▶ [INSTRUCTIONS FOR THE TASK]:
Write out the data below in full, unchanged, minus the images.

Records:
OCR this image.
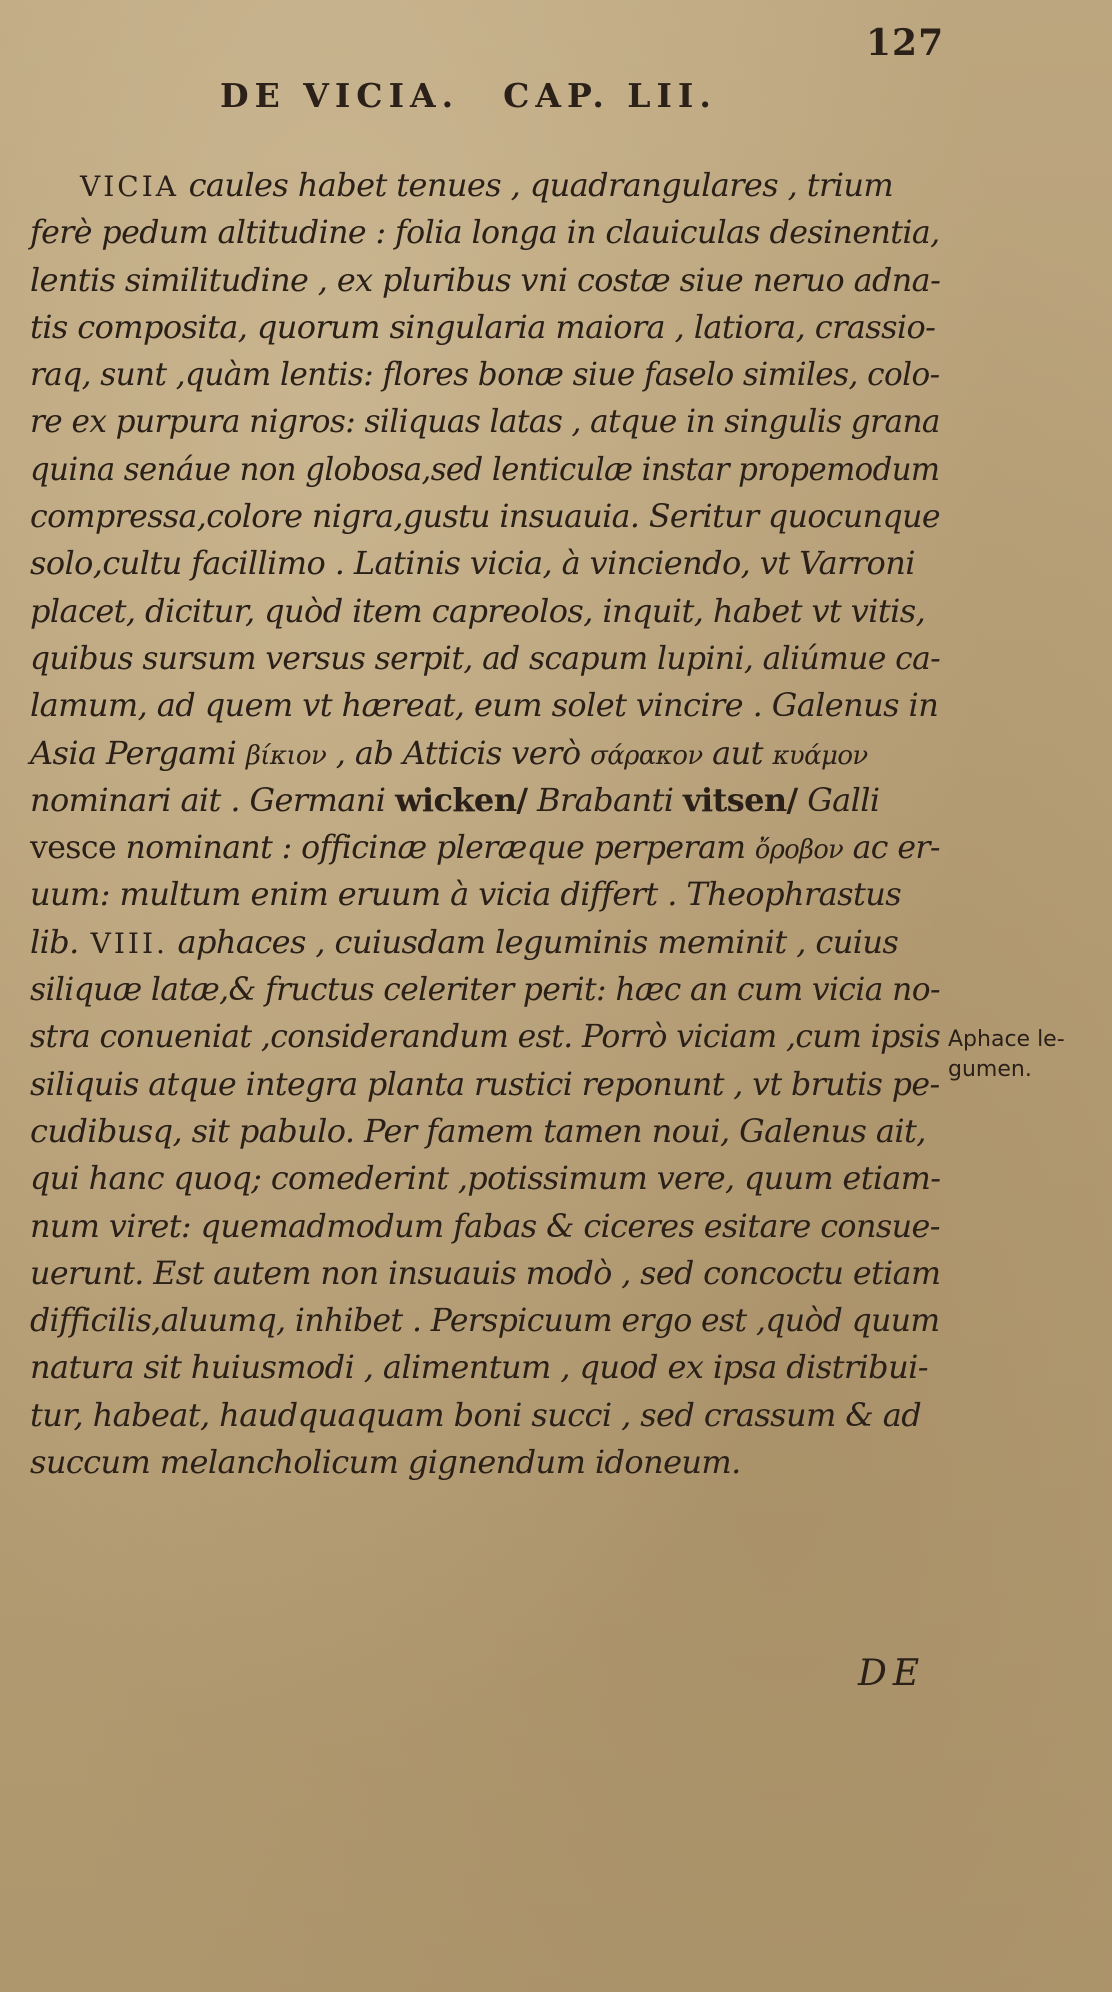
127
DE VICIA. CAP. LII.
VICIA caules habet tenues , quadrangulares , trium
ferè pedum altitudine : folia longa in clauiculas desinentia,
lentis similitudine , ex pluribus vni costæ siue neruo adna-
tis composita, quorum singularia maiora , latiora, crassio-
raq, sunt ,quàm lentis: flores bonæ siue faselo similes, colo-
re ex purpura nigros: siliquas latas , atque in singulis grana
quina senáue non globosa,sed lenticulæ instar propemodum
compressa,colore nigra,gustu insuauia. Seritur quocunque
solo,cultu facillimo . Latinis vicia, à vinciendo, vt Varroni
placet, dicitur, quòd item capreolos, inquit, habet vt vitis,
quibus sursum versus serpit, ad scapum lupini, aliúmue ca-
lamum, ad quem vt hæreat, eum solet vincire . Galenus in
Asia Pergami βίκιον , ab Atticis verò σάρακον aut κυάμον
nominari ait . Germani wicken/ Brabanti vitsen/ Galli
vesce nominant : officinæ pleræque perperam ὄροβον ac er-
uum: multum enim eruum à vicia differt . Theophrastus
lib. VIII. aphaces , cuiusdam leguminis meminit , cuius
siliquæ latæ,& fructus celeriter perit: hæc an cum vicia no-
stra conueniat ,considerandum est. Porrò viciam ,cum ipsis
siliquis atque integra planta rustici reponunt , vt brutis pe-
cudibusq, sit pabulo. Per famem tamen noui, Galenus ait,
qui hanc quoq; comederint ,potissimum vere, quum etiam-
num viret: quemadmodum fabas & ciceres esitare consue-
uerunt. Est autem non insuauis modò , sed concoctu etiam
difficilis,aluumq, inhibet . Perspicuum ergo est ,quòd quum
natura sit huiusmodi , alimentum , quod ex ipsa distribui-
tur, habeat, haudquaquam boni succi , sed crassum & ad
succum melancholicum gignendum idoneum.
Aphace le-
gumen.
DE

▶ [ANSWER TO THIS PROBLEM]:
OCR this image.
127
DE VICIA. CAP. LII.
VICIA caules habet tenues , quadrangulares , trium
ferè pedum altitudine : folia longa in clauiculas desinentia,
lentis similitudine , ex pluribus vni costæ siue neruo adna-
tis composita, quorum singularia maiora , latiora, crassio-
raq, sunt ,quàm lentis: flores bonæ siue faselo similes, colo-
re ex purpura nigros: siliquas latas , atque in singulis grana
quina senáue non globosa,sed lenticulæ instar propemodum
compressa,colore nigra,gustu insuauia. Seritur quocunque
solo,cultu facillimo . Latinis vicia, à vinciendo, vt Varroni
placet, dicitur, quòd item capreolos, inquit, habet vt vitis,
quibus sursum versus serpit, ad scapum lupini, aliúmue ca-
lamum, ad quem vt hæreat, eum solet vincire . Galenus in
Asia Pergami βίκιον , ab Atticis verò σάρακον aut κυάμον
nominari ait . Germani wicken/ Brabanti vitsen/ Galli
vesce nominant : officinæ pleræque perperam ὄροβον ac er-
uum: multum enim eruum à vicia differt . Theophrastus
lib. VIII. aphaces , cuiusdam leguminis meminit , cuius
siliquæ latæ,& fructus celeriter perit: hæc an cum vicia no-
stra conueniat ,considerandum est. Porrò viciam ,cum ipsis
siliquis atque integra planta rustici reponunt , vt brutis pe-
cudibusq, sit pabulo. Per famem tamen noui, Galenus ait,
qui hanc quoq; comederint ,potissimum vere, quum etiam-
num viret: quemadmodum fabas & ciceres esitare consue-
uerunt. Est autem non insuauis modò , sed concoctu etiam
difficilis,aluumq, inhibet . Perspicuum ergo est ,quòd quum
natura sit huiusmodi , alimentum , quod ex ipsa distribui-
tur, habeat, haudquaquam boni succi , sed crassum & ad
succum melancholicum gignendum idoneum.
Aphace le-
gumen.
DE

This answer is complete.